• EXERCISE DETAILS: Write out the records beneath this line exactly as they appear, minus any images.

• EXCERPTED DATA:
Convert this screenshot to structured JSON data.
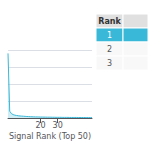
{
  "chart_data": {
    "type": "area",
    "xlabel": "Signal Rank (Top 50)",
    "x": [
      1,
      2,
      3,
      4,
      5,
      6,
      7,
      8,
      9,
      10,
      11,
      12,
      13,
      14,
      15,
      16,
      17,
      18,
      19,
      20,
      21,
      22,
      23,
      24,
      25,
      26,
      27,
      28,
      29,
      30,
      31,
      32,
      33,
      34,
      35,
      36,
      37,
      38,
      39,
      40,
      41,
      42,
      43,
      44,
      45,
      46,
      47,
      48,
      49,
      50
    ],
    "values": [
      0.95,
      0.1,
      0.065,
      0.05,
      0.042,
      0.037,
      0.033,
      0.03,
      0.028,
      0.026,
      0.024,
      0.022,
      0.021,
      0.019,
      0.018,
      0.017,
      0.016,
      0.016,
      0.015,
      0.014,
      0.014,
      0.013,
      0.013,
      0.012,
      0.012,
      0.012,
      0.011,
      0.011,
      0.01,
      0.01,
      0.01,
      0.01,
      0.009,
      0.009,
      0.009,
      0.009,
      0.008,
      0.008,
      0.008,
      0.008,
      0.008,
      0.007,
      0.007,
      0.007,
      0.007,
      0.007,
      0.006,
      0.006,
      0.006,
      0.006
    ],
    "color": "#3ab8d8",
    "xlim": [
      1,
      50
    ],
    "xticks": [
      20,
      30
    ],
    "ylim": [
      0,
      1
    ],
    "yticks": [
      0,
      0.25,
      0.5,
      0.75,
      1
    ],
    "grid": true,
    "tick_labels": "x",
    "annotations": [
      "Rank",
      "1",
      "2",
      "3"
    ]
  }
}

• EXERCISE RESULT:
Convert this screenshot to structured JSON data.
{
  "chart_data": {
    "type": "area",
    "xlabel": "Signal Rank (Top 50)",
    "x": [
      1,
      2,
      3,
      4,
      5,
      6,
      7,
      8,
      9,
      10,
      11,
      12,
      13,
      14,
      15,
      16,
      17,
      18,
      19,
      20,
      21,
      22,
      23,
      24,
      25,
      26,
      27,
      28,
      29,
      30,
      31,
      32,
      33,
      34,
      35,
      36,
      37,
      38,
      39,
      40,
      41,
      42,
      43,
      44,
      45,
      46,
      47,
      48,
      49,
      50
    ],
    "values": [
      0.95,
      0.1,
      0.065,
      0.05,
      0.042,
      0.037,
      0.033,
      0.03,
      0.028,
      0.026,
      0.024,
      0.022,
      0.021,
      0.019,
      0.018,
      0.017,
      0.016,
      0.016,
      0.015,
      0.014,
      0.014,
      0.013,
      0.013,
      0.012,
      0.012,
      0.012,
      0.011,
      0.011,
      0.01,
      0.01,
      0.01,
      0.01,
      0.009,
      0.009,
      0.009,
      0.009,
      0.008,
      0.008,
      0.008,
      0.008,
      0.008,
      0.007,
      0.007,
      0.007,
      0.007,
      0.007,
      0.006,
      0.006,
      0.006,
      0.006
    ],
    "color": "#3ab8d8",
    "xlim": [
      1,
      50
    ],
    "xticks": [
      20,
      30
    ],
    "ylim": [
      0,
      1
    ],
    "yticks": [
      0,
      0.25,
      0.5,
      0.75,
      1
    ],
    "grid": true,
    "tick_labels": "x",
    "annotations": [
      "Rank",
      "1",
      "2",
      "3"
    ]
  }
}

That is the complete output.